START Material to process

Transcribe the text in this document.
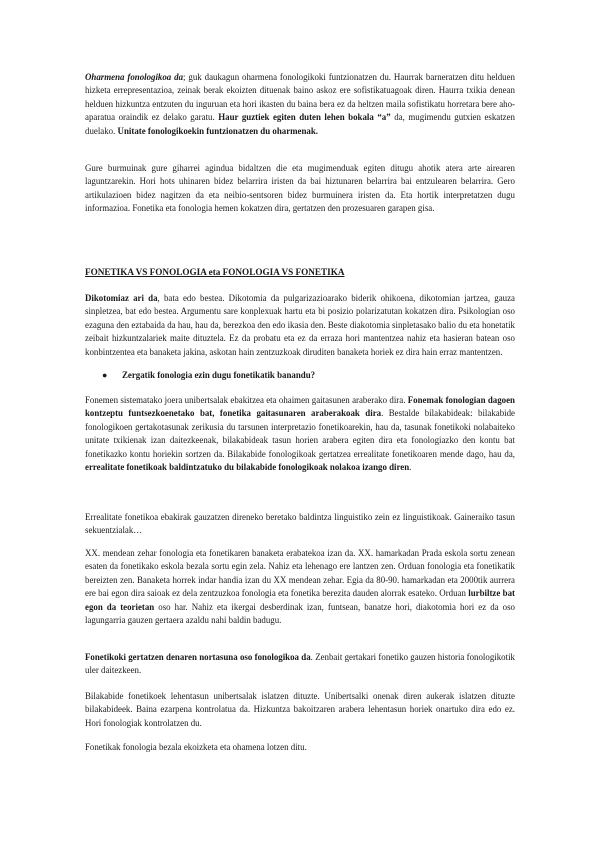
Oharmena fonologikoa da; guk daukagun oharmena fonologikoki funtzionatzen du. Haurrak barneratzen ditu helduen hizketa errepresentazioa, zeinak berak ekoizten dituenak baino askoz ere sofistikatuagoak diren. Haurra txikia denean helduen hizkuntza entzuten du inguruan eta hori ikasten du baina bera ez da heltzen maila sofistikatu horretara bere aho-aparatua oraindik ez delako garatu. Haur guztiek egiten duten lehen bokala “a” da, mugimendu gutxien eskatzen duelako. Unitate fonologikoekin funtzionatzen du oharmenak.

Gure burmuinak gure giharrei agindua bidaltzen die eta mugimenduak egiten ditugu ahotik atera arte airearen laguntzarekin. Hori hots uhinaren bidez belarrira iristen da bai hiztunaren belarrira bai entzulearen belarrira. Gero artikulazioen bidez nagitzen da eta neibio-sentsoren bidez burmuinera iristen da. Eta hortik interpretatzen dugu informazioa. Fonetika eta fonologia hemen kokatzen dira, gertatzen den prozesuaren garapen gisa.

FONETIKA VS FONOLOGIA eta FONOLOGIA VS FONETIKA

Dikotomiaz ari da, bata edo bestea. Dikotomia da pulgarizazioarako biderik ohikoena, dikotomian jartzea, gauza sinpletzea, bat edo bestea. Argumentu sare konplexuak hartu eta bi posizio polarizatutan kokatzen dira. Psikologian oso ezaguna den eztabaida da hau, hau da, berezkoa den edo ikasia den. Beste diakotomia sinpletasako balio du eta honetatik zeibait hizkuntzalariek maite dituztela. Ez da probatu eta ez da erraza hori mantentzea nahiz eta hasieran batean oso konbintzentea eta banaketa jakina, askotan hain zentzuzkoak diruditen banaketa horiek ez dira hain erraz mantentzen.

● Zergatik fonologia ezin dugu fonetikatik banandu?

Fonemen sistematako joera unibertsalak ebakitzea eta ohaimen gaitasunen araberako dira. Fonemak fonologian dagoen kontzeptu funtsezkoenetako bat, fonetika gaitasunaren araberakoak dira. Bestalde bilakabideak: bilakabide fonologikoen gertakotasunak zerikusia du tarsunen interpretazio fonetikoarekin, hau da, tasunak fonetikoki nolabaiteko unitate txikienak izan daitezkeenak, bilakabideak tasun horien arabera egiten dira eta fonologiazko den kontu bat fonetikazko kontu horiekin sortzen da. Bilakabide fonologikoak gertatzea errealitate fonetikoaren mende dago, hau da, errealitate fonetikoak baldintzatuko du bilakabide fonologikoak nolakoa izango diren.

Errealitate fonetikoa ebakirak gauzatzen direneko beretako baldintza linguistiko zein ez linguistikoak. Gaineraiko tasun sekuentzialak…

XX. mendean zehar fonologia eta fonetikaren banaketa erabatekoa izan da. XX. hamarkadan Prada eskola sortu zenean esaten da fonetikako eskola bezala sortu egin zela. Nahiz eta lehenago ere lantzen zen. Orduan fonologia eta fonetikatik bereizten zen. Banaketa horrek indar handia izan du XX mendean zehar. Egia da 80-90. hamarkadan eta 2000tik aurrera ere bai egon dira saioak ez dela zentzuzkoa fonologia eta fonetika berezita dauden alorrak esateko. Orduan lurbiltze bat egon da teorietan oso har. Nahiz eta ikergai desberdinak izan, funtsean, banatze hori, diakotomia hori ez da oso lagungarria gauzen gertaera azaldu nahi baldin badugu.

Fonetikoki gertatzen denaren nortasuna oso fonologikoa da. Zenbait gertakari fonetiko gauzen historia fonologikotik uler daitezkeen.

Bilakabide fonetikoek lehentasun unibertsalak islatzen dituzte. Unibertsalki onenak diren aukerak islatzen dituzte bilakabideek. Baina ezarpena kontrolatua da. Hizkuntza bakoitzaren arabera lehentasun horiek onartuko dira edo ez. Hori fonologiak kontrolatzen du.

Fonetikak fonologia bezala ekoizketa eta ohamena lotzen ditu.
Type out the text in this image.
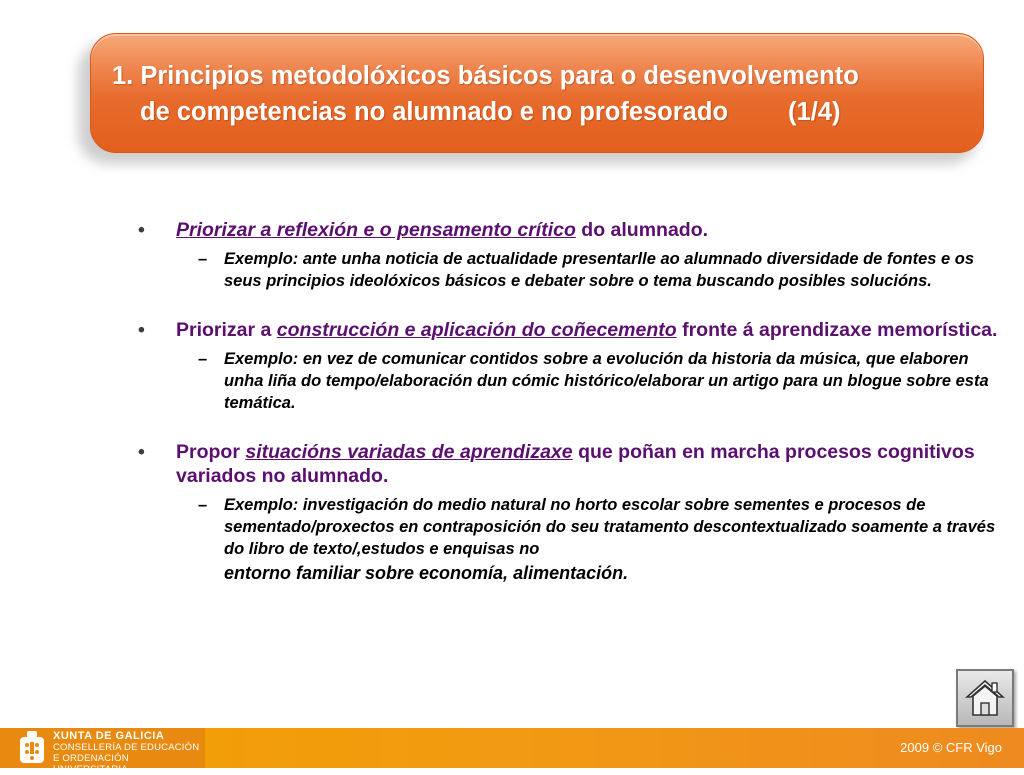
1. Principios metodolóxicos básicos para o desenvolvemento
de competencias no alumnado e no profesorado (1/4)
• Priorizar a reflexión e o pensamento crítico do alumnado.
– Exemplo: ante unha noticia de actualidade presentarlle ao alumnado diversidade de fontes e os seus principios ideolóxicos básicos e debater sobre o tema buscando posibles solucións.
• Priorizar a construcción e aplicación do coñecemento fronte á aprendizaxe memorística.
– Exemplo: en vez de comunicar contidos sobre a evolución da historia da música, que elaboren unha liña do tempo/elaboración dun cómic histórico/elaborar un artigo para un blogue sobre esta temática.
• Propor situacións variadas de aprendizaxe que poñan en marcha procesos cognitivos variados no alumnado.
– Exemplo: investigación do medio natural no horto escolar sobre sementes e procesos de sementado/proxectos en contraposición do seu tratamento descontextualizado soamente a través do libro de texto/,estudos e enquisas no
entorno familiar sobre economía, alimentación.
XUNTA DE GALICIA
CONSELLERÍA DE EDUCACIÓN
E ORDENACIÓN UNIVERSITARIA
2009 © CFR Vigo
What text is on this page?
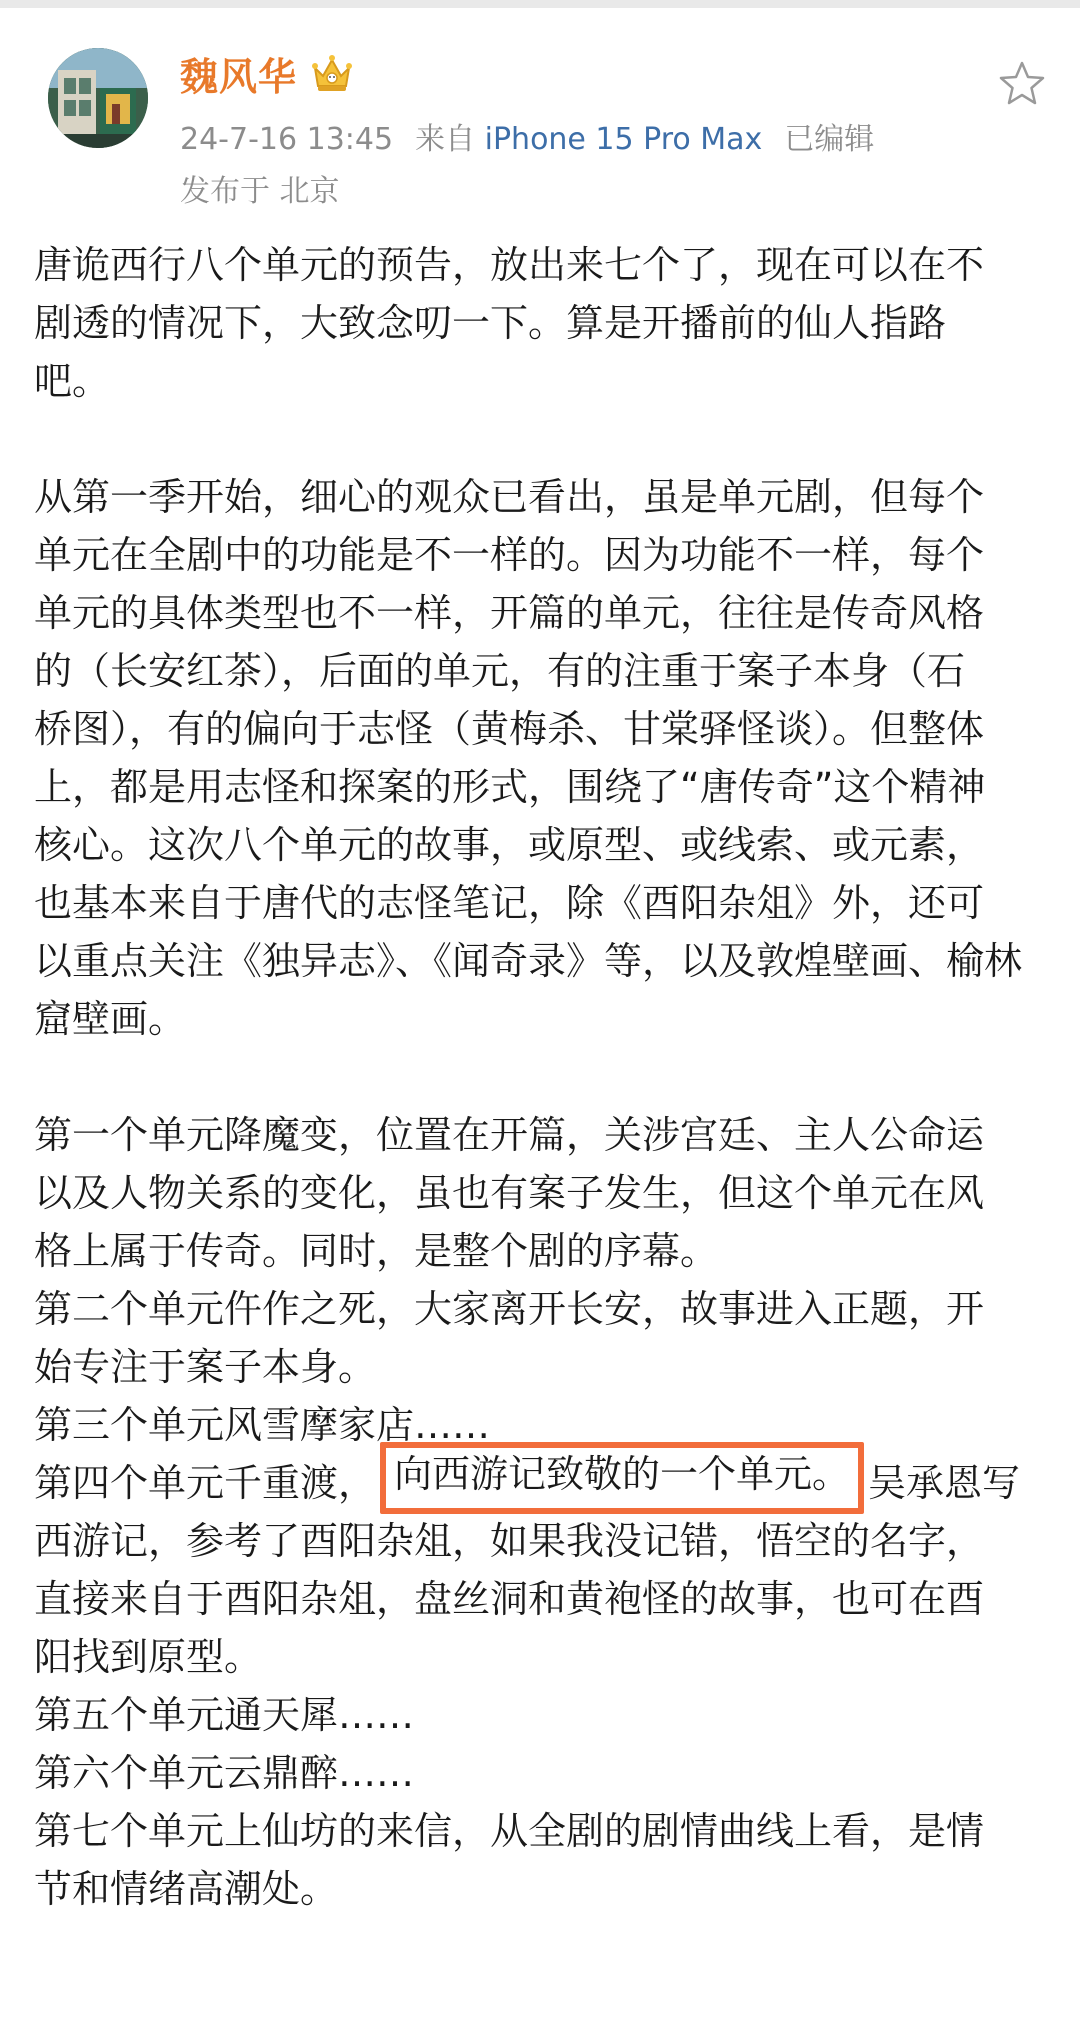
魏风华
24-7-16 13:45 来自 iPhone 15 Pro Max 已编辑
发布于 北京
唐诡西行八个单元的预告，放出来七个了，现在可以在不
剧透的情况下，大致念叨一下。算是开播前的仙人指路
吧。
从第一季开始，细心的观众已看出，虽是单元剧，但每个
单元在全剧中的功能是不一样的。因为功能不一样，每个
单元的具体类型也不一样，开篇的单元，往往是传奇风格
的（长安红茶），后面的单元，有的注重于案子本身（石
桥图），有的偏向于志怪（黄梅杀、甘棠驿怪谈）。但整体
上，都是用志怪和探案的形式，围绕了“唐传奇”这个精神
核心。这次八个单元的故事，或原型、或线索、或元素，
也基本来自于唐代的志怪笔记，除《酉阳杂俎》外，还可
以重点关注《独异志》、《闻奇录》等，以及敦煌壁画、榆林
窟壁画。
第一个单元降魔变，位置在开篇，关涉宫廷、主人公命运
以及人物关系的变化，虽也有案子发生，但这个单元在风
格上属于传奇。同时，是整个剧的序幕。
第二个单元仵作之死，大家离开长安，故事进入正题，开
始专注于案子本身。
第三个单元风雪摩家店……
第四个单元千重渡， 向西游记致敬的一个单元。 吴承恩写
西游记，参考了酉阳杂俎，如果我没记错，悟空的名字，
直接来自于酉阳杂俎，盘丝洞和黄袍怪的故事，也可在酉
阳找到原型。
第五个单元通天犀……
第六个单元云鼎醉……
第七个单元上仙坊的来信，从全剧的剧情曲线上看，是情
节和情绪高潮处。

END Material to process

Repeat exactly the lines from the one containing "What text is on this page?" to the last line of the records above, including both, and leave out any pictures.

= Answer for this exercise =
What text is on this page?
魏风华
24-7-16 13:45 来自 iPhone 15 Pro Max 已编辑
发布于 北京
唐诡西行八个单元的预告，放出来七个了，现在可以在不
剧透的情况下，大致念叨一下。算是开播前的仙人指路
吧。
从第一季开始，细心的观众已看出，虽是单元剧，但每个
单元在全剧中的功能是不一样的。因为功能不一样，每个
单元的具体类型也不一样，开篇的单元，往往是传奇风格
的（长安红茶），后面的单元，有的注重于案子本身（石
桥图），有的偏向于志怪（黄梅杀、甘棠驿怪谈）。但整体
上，都是用志怪和探案的形式，围绕了“唐传奇”这个精神
核心。这次八个单元的故事，或原型、或线索、或元素，
也基本来自于唐代的志怪笔记，除《酉阳杂俎》外，还可
以重点关注《独异志》、《闻奇录》等，以及敦煌壁画、榆林
窟壁画。
第一个单元降魔变，位置在开篇，关涉宫廷、主人公命运
以及人物关系的变化，虽也有案子发生，但这个单元在风
格上属于传奇。同时，是整个剧的序幕。
第二个单元仵作之死，大家离开长安，故事进入正题，开
始专注于案子本身。
第三个单元风雪摩家店……
第四个单元千重渡， 向西游记致敬的一个单元。 吴承恩写
西游记，参考了酉阳杂俎，如果我没记错，悟空的名字，
直接来自于酉阳杂俎，盘丝洞和黄袍怪的故事，也可在酉
阳找到原型。
第五个单元通天犀……
第六个单元云鼎醉……
第七个单元上仙坊的来信，从全剧的剧情曲线上看，是情
节和情绪高潮处。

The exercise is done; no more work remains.